EXERCISE TASK: Gather each line in the entries that includes the string "HARYANA".

━━━━━━━━━━

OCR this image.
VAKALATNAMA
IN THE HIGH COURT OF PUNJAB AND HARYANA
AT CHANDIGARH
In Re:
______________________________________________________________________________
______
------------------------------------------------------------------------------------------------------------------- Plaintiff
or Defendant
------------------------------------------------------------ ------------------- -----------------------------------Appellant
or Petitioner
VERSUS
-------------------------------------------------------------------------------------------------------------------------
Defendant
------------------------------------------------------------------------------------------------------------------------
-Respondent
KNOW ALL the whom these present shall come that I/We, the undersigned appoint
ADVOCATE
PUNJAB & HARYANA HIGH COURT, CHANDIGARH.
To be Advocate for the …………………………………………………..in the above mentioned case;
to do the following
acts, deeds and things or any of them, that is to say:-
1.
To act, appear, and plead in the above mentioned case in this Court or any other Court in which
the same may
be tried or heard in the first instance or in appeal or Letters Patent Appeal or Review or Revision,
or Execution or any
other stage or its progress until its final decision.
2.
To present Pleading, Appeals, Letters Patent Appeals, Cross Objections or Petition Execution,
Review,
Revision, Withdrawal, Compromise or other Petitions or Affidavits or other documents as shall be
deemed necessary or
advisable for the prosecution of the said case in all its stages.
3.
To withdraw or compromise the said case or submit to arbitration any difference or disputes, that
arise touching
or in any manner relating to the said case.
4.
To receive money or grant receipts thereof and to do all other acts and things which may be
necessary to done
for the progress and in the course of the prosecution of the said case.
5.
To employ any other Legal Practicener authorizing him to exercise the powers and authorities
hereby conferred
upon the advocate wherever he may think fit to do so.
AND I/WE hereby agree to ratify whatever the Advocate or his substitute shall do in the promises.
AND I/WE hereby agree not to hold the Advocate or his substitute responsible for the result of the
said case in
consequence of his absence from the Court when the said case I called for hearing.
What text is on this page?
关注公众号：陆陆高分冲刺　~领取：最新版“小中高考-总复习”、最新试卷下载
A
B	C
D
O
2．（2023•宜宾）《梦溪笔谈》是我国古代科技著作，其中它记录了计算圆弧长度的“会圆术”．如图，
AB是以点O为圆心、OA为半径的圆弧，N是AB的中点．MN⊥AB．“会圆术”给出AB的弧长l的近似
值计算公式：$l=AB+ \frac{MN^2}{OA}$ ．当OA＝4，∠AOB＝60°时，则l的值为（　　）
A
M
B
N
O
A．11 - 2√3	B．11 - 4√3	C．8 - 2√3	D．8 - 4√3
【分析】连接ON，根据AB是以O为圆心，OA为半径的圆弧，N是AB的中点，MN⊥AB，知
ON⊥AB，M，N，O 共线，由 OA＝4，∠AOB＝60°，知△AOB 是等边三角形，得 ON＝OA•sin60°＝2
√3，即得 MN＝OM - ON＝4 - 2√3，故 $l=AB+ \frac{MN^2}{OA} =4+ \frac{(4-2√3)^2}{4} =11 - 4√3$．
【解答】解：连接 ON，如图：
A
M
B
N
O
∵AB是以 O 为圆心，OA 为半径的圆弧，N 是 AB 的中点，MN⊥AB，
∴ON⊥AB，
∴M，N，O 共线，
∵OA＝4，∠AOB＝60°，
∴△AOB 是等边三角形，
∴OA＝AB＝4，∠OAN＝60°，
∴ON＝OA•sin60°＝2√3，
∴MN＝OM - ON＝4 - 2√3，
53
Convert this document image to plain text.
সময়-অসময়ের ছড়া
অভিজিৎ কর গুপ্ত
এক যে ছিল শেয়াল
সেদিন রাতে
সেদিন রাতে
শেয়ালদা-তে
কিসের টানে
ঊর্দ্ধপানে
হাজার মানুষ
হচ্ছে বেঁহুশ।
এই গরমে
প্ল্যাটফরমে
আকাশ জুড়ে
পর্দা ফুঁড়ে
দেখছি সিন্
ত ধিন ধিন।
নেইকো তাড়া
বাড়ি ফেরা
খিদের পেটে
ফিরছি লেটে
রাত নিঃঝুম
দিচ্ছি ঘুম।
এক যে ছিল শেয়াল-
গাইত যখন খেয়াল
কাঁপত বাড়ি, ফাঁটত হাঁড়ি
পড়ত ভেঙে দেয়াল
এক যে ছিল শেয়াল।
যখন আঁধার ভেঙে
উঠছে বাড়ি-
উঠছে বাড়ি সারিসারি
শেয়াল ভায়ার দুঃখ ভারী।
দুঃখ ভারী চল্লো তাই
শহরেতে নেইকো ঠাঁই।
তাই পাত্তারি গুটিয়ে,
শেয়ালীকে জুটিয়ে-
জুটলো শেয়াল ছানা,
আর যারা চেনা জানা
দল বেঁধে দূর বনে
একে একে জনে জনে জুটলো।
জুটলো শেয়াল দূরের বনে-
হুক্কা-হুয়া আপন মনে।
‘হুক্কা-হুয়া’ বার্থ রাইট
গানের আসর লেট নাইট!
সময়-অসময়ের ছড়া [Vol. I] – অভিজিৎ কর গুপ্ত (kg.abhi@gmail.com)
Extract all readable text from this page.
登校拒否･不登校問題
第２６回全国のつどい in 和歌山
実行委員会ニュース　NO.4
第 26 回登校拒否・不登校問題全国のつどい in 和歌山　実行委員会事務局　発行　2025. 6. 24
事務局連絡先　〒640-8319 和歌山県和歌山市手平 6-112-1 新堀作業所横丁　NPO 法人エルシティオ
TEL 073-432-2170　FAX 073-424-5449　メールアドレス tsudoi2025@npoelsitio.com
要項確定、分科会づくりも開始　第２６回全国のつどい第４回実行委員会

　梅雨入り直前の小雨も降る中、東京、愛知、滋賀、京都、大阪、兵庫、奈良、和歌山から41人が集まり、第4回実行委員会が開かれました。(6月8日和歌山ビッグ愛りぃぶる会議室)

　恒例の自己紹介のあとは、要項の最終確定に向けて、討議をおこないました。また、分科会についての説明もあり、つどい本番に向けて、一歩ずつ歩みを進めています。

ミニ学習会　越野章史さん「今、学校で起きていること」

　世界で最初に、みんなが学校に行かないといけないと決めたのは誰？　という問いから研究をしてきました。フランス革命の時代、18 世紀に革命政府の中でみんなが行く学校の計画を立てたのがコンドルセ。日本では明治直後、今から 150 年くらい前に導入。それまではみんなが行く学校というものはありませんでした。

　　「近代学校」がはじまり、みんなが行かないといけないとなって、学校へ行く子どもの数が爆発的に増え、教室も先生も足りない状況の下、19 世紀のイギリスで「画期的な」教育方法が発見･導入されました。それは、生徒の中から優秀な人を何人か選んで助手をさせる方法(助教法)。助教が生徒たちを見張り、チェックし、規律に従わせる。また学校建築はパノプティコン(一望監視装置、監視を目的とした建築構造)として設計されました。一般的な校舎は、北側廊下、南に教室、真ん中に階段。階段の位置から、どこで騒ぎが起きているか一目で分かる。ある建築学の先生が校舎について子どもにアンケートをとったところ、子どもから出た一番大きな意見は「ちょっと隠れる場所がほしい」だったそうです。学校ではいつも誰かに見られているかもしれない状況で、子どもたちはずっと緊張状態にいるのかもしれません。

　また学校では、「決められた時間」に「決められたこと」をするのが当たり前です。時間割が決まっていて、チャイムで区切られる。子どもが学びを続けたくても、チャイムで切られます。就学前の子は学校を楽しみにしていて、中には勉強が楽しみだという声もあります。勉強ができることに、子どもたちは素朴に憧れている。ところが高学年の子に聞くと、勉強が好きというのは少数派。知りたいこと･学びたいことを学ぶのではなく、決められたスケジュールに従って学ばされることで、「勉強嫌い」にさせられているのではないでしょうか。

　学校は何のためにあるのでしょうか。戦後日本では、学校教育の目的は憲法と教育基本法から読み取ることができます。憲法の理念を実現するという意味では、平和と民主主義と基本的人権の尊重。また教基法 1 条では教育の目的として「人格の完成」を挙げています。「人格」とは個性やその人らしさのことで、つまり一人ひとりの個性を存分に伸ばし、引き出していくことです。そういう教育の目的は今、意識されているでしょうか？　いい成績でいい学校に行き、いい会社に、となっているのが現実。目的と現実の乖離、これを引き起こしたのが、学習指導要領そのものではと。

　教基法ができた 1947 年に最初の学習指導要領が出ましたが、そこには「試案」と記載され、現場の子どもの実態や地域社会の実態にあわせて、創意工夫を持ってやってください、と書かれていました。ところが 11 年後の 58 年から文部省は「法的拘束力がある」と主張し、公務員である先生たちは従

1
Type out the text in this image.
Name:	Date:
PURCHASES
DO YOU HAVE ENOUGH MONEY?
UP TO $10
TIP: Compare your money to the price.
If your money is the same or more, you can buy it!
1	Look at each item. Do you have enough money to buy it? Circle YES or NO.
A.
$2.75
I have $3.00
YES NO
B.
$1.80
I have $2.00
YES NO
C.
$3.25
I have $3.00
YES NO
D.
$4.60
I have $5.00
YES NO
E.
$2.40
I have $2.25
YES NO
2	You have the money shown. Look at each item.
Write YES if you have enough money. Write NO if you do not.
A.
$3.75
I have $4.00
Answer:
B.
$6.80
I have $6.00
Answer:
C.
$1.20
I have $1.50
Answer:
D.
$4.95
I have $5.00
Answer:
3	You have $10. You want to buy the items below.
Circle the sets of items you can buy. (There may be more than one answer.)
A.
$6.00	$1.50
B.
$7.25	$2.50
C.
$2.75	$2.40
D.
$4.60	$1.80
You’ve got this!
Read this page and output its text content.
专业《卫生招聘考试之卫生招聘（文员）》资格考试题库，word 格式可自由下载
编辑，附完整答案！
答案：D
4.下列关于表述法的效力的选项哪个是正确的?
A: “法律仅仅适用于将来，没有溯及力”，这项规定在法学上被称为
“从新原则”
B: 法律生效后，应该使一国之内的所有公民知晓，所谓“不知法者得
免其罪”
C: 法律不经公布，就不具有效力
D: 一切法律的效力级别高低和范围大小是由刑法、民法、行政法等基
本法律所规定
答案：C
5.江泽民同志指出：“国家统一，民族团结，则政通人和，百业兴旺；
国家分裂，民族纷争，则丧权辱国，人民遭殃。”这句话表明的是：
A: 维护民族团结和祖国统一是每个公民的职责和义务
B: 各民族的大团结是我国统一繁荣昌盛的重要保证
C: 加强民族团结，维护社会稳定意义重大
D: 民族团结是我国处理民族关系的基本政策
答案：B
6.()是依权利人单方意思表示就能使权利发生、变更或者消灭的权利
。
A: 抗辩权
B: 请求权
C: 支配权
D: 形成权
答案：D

━━━━━━━━━━

WRITTEN ANSWER:
IN THE HIGH COURT OF PUNJAB AND HARYANA
PUNJAB & HARYANA HIGH COURT, CHANDIGARH.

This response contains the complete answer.